[BEGIN Records shown]

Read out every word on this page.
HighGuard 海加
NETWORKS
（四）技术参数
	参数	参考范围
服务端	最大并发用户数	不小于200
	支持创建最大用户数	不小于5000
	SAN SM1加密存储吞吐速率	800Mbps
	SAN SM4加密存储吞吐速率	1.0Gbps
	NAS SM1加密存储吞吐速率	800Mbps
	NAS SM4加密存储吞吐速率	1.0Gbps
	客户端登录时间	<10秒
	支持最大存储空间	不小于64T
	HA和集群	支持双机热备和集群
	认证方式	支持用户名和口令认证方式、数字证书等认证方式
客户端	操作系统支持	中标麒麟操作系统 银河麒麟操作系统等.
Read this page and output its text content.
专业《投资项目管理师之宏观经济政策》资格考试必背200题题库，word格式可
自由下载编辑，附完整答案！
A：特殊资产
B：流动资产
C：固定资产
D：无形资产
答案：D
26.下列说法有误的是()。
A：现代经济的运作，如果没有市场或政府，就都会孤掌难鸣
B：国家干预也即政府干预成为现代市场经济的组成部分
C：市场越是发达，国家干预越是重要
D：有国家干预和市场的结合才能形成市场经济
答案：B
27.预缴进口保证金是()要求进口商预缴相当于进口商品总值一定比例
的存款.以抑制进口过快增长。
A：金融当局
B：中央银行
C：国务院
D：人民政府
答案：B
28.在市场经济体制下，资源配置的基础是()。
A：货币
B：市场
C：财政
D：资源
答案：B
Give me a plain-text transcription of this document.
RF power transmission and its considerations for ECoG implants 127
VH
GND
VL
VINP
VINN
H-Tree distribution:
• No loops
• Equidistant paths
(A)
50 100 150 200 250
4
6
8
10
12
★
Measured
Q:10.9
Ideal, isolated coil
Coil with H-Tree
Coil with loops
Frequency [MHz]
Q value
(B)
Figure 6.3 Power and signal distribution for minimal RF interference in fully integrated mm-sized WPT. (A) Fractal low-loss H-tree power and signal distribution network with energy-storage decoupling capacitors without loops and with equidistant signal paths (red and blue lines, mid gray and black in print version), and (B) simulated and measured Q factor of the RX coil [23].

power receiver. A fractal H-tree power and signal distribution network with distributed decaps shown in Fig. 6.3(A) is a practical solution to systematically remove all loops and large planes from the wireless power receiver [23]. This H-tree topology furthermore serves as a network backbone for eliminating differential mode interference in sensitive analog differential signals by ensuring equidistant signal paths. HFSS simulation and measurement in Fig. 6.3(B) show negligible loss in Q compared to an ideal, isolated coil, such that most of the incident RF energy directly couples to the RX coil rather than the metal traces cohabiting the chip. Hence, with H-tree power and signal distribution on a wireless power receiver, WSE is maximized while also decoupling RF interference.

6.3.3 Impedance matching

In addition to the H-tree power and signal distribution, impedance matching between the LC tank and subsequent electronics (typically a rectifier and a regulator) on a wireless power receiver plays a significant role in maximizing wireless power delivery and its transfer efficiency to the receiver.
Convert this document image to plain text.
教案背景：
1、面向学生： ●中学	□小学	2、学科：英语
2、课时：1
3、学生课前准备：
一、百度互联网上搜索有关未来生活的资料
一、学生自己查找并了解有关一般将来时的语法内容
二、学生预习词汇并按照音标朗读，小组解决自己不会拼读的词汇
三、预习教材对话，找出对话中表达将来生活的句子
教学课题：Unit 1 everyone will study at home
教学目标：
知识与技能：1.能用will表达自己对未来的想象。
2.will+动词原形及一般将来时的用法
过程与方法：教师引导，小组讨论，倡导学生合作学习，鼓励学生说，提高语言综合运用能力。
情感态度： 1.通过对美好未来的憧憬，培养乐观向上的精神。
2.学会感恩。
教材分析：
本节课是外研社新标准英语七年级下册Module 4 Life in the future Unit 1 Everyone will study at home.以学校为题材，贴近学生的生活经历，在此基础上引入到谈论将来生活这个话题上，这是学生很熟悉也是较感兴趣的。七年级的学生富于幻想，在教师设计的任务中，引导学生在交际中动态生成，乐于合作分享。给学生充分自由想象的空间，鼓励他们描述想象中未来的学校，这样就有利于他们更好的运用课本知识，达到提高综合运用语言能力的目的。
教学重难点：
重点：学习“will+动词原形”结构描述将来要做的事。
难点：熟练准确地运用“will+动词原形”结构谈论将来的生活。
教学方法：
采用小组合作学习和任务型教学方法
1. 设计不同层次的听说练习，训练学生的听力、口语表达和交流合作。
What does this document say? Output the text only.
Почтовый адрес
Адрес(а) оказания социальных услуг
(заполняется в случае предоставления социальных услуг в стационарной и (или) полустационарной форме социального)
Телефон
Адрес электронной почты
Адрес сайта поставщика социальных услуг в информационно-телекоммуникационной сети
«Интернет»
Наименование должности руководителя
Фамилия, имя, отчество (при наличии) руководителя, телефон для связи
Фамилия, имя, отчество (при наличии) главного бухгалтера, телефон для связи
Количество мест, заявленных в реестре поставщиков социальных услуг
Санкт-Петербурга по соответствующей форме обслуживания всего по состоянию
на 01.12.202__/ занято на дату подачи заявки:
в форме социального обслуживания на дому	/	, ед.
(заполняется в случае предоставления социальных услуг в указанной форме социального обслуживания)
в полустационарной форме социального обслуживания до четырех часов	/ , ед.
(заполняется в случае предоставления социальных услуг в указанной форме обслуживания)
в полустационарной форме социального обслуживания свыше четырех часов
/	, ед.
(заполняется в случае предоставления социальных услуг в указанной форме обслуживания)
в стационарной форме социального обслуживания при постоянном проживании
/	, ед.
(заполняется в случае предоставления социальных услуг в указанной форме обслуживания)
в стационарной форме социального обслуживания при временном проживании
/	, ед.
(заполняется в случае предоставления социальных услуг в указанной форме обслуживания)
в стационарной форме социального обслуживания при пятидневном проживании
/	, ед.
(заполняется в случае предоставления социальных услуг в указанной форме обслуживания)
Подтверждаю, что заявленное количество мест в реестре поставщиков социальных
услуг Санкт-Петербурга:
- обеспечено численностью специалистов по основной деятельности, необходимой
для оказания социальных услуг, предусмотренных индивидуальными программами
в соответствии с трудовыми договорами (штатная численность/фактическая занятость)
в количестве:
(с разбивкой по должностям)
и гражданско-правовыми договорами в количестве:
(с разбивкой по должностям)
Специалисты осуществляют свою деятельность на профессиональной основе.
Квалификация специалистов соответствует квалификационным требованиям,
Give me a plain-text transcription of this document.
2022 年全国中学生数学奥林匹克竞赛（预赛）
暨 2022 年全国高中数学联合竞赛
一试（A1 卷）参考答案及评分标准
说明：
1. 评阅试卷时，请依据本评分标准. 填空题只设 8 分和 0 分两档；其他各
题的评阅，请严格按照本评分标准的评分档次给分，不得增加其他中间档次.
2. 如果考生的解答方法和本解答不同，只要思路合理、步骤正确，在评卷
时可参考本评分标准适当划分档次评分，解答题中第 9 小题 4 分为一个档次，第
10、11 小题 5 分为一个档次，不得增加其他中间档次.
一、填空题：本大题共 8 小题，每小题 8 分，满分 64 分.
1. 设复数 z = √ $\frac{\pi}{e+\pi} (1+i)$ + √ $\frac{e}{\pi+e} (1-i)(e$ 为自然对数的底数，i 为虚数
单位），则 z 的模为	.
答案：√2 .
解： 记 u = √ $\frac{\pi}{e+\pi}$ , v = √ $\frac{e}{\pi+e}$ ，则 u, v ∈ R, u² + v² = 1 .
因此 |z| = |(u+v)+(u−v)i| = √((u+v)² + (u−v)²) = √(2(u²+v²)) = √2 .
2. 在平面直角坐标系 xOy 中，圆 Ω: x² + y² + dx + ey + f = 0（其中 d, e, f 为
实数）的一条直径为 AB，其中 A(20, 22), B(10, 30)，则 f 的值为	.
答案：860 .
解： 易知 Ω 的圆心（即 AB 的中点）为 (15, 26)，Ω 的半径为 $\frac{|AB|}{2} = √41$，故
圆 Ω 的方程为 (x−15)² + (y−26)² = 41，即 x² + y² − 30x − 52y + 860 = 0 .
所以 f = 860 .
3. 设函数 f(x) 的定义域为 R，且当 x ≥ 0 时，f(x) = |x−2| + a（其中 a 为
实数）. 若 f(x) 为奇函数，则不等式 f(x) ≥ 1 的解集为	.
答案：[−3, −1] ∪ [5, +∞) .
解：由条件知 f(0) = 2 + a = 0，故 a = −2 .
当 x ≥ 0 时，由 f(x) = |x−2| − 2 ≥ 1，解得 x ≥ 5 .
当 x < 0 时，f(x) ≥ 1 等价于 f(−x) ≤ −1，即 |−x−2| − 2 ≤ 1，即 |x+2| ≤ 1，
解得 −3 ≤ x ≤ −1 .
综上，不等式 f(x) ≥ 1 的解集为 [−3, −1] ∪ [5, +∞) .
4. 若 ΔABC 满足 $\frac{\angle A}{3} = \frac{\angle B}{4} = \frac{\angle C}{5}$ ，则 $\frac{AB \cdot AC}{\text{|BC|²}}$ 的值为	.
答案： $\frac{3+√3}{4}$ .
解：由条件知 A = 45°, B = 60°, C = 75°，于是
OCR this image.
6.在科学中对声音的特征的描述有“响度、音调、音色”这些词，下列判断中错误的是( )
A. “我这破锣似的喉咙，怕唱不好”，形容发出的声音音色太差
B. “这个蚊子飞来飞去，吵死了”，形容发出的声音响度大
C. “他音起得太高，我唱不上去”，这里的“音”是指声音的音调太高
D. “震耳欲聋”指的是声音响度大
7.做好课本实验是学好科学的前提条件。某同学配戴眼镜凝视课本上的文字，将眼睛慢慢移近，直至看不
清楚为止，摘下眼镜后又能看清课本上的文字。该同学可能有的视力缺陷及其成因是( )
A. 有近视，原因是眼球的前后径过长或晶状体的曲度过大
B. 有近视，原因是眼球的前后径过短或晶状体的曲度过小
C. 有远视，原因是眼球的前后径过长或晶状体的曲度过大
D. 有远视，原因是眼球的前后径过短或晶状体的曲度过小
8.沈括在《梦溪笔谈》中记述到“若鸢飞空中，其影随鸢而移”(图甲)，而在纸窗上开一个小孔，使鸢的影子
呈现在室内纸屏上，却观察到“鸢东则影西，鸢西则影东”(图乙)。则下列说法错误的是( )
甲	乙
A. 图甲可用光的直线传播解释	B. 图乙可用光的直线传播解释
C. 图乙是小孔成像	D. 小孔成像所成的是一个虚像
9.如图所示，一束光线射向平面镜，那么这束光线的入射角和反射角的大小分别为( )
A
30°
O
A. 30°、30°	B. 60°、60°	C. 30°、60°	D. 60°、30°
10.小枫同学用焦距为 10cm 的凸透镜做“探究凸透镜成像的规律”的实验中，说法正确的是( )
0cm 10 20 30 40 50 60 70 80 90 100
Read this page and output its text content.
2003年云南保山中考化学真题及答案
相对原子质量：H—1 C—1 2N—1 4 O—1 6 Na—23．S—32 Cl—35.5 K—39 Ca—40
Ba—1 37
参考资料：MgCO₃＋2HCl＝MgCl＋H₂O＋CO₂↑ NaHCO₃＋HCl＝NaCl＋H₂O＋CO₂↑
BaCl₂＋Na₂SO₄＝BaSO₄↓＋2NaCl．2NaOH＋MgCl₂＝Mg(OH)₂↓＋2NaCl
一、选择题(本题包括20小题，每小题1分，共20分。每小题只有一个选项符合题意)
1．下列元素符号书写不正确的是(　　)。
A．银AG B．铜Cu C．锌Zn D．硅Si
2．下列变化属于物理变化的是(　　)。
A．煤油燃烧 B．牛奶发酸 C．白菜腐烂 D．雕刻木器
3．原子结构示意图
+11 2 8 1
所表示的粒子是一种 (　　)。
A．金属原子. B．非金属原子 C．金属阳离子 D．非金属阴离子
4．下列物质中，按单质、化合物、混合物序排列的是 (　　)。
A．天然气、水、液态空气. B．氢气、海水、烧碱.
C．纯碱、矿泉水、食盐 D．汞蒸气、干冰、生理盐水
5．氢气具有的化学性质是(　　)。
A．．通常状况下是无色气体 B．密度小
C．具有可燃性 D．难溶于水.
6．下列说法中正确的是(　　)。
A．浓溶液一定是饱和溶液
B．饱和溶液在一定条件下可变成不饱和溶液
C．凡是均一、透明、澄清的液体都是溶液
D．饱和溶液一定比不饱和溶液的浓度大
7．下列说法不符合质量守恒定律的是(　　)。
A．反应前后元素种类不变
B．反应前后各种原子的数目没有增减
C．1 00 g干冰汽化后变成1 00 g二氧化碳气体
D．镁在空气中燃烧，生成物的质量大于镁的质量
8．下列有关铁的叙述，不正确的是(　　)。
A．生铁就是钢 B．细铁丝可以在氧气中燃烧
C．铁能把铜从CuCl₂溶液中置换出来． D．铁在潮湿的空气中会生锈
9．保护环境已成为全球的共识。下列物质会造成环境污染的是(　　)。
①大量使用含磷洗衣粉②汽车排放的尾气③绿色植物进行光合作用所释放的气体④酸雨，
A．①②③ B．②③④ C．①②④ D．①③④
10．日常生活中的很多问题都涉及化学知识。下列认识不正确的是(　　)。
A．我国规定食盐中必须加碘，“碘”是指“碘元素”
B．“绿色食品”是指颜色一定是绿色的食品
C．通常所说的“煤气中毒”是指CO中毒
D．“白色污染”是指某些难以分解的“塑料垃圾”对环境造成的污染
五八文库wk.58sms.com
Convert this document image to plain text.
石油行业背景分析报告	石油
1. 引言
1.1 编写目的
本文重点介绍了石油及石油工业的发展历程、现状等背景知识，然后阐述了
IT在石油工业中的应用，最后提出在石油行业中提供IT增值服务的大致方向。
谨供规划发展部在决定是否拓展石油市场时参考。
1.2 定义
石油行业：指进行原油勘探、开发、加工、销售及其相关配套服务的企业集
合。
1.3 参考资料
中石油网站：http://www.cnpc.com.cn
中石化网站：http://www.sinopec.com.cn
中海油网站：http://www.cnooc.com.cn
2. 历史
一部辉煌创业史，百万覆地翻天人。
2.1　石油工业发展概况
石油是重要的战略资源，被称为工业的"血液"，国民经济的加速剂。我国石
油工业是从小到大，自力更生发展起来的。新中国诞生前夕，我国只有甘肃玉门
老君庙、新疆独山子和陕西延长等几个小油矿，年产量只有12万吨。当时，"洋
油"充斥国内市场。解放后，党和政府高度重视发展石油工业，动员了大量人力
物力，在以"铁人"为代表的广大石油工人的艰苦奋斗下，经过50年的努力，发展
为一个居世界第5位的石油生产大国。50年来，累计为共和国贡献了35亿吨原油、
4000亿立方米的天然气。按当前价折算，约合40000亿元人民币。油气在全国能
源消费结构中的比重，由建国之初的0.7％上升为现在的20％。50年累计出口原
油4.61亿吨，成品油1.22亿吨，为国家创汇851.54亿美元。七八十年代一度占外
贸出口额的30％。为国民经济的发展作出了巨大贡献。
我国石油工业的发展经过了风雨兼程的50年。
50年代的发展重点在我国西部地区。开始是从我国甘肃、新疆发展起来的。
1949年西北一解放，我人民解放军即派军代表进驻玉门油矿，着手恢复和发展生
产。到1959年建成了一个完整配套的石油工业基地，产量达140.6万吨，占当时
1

[END Records shown]

**The problem:**
From the listing above, copy every line that holds the string "связи".

**Problem solution:**
Фамилия, имя, отчество (при наличии) руководителя, телефон для связи
Фамилия, имя, отчество (при наличии) главного бухгалтера, телефон для связи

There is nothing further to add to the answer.